======== Input rows ========

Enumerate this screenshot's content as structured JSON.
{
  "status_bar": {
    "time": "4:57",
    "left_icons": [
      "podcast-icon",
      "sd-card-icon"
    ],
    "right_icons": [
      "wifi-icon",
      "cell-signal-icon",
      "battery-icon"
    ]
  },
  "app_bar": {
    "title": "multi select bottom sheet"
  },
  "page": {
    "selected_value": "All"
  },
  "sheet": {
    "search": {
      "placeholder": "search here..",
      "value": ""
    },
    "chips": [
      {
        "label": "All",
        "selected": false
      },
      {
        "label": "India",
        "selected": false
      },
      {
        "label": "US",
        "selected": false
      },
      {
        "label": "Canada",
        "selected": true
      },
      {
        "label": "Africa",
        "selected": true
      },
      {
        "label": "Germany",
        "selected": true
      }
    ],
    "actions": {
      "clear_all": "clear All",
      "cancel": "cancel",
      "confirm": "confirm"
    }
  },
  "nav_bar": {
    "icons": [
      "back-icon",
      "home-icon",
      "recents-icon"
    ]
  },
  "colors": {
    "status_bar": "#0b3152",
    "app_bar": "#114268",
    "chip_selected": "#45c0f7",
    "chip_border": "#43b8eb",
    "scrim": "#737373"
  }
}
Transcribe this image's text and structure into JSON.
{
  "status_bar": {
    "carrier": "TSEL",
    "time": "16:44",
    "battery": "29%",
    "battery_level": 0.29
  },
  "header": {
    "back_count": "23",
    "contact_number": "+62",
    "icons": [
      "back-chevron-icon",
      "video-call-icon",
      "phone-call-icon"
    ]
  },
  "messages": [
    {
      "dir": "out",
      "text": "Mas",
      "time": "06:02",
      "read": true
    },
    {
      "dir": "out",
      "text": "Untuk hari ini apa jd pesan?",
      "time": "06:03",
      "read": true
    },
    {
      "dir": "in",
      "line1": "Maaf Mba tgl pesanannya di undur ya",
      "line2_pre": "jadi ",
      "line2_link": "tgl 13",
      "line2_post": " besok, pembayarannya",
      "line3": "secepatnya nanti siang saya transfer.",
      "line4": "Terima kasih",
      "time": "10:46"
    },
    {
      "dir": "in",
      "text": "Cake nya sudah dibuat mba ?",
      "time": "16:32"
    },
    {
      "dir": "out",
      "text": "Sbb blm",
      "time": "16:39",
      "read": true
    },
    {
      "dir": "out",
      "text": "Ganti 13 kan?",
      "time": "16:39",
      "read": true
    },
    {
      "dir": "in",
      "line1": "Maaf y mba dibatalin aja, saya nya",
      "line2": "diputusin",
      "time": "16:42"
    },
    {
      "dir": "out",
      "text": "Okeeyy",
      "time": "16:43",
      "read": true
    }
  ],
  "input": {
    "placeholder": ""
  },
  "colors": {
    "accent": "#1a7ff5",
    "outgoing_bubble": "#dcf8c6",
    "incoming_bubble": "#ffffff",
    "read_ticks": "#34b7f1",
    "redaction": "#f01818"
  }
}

========

Considering only the records above, state the number of lines that include the word "saya", with nothing added.

2